> WRITTEN INSTRUCTION:
Your task is to retype each line of the data below exactly.

> THE RECORDS:
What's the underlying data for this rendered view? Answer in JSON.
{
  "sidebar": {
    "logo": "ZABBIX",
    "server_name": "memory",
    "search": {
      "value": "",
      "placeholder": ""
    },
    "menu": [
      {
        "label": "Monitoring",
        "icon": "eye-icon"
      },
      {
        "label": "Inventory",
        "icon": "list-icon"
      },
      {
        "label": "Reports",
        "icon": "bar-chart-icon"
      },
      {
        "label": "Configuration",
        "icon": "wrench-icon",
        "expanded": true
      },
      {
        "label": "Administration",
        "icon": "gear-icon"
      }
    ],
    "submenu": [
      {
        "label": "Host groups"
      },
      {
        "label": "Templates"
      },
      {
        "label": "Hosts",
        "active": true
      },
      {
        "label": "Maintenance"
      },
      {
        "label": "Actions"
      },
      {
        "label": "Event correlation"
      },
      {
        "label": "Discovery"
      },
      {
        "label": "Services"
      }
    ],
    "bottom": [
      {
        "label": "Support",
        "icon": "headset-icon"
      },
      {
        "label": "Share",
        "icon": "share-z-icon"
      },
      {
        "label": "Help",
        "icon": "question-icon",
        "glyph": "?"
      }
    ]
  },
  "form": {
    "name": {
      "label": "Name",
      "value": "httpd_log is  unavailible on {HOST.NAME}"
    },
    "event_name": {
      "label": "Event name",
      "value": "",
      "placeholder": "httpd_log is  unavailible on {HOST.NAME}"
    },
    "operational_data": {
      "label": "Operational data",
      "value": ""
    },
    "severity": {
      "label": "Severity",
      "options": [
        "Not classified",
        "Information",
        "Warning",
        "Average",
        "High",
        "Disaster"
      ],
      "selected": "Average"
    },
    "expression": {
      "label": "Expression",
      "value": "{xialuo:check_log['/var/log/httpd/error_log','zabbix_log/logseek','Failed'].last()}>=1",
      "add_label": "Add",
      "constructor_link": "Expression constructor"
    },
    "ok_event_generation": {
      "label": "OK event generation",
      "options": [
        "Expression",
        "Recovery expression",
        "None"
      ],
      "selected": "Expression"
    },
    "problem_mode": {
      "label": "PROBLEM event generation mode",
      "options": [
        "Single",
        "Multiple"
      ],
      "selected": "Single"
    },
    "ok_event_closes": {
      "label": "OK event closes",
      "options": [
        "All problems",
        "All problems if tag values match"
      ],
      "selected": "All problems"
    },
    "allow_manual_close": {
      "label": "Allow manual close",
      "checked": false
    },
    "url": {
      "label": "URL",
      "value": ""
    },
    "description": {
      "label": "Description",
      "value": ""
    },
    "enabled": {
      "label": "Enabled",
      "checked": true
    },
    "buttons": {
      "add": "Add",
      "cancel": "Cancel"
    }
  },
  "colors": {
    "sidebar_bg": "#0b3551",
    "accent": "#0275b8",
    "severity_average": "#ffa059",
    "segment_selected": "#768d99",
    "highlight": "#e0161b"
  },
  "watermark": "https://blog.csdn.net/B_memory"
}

> TASK ANSWER:
What's the underlying data for this rendered view? Answer in JSON.
{
  "sidebar": {
    "logo": "ZABBIX",
    "server_name": "memory",
    "search": {
      "value": "",
      "placeholder": ""
    },
    "menu": [
      {
        "label": "Monitoring",
        "icon": "eye-icon"
      },
      {
        "label": "Inventory",
        "icon": "list-icon"
      },
      {
        "label": "Reports",
        "icon": "bar-chart-icon"
      },
      {
        "label": "Configuration",
        "icon": "wrench-icon",
        "expanded": true
      },
      {
        "label": "Administration",
        "icon": "gear-icon"
      }
    ],
    "submenu": [
      {
        "label": "Host groups"
      },
      {
        "label": "Templates"
      },
      {
        "label": "Hosts",
        "active": true
      },
      {
        "label": "Maintenance"
      },
      {
        "label": "Actions"
      },
      {
        "label": "Event correlation"
      },
      {
        "label": "Discovery"
      },
      {
        "label": "Services"
      }
    ],
    "bottom": [
      {
        "label": "Support",
        "icon": "headset-icon"
      },
      {
        "label": "Share",
        "icon": "share-z-icon"
      },
      {
        "label": "Help",
        "icon": "question-icon",
        "glyph": "?"
      }
    ]
  },
  "form": {
    "name": {
      "label": "Name",
      "value": "httpd_log is  unavailible on {HOST.NAME}"
    },
    "event_name": {
      "label": "Event name",
      "value": "",
      "placeholder": "httpd_log is  unavailible on {HOST.NAME}"
    },
    "operational_data": {
      "label": "Operational data",
      "value": ""
    },
    "severity": {
      "label": "Severity",
      "options": [
        "Not classified",
        "Information",
        "Warning",
        "Average",
        "High",
        "Disaster"
      ],
      "selected": "Average"
    },
    "expression": {
      "label": "Expression",
      "value": "{xialuo:check_log['/var/log/httpd/error_log','zabbix_log/logseek','Failed'].last()}>=1",
      "add_label": "Add",
      "constructor_link": "Expression constructor"
    },
    "ok_event_generation": {
      "label": "OK event generation",
      "options": [
        "Expression",
        "Recovery expression",
        "None"
      ],
      "selected": "Expression"
    },
    "problem_mode": {
      "label": "PROBLEM event generation mode",
      "options": [
        "Single",
        "Multiple"
      ],
      "selected": "Single"
    },
    "ok_event_closes": {
      "label": "OK event closes",
      "options": [
        "All problems",
        "All problems if tag values match"
      ],
      "selected": "All problems"
    },
    "allow_manual_close": {
      "label": "Allow manual close",
      "checked": false
    },
    "url": {
      "label": "URL",
      "value": ""
    },
    "description": {
      "label": "Description",
      "value": ""
    },
    "enabled": {
      "label": "Enabled",
      "checked": true
    },
    "buttons": {
      "add": "Add",
      "cancel": "Cancel"
    }
  },
  "colors": {
    "sidebar_bg": "#0b3551",
    "accent": "#0275b8",
    "severity_average": "#ffa059",
    "segment_selected": "#768d99",
    "highlight": "#e0161b"
  },
  "watermark": "https://blog.csdn.net/B_memory"
}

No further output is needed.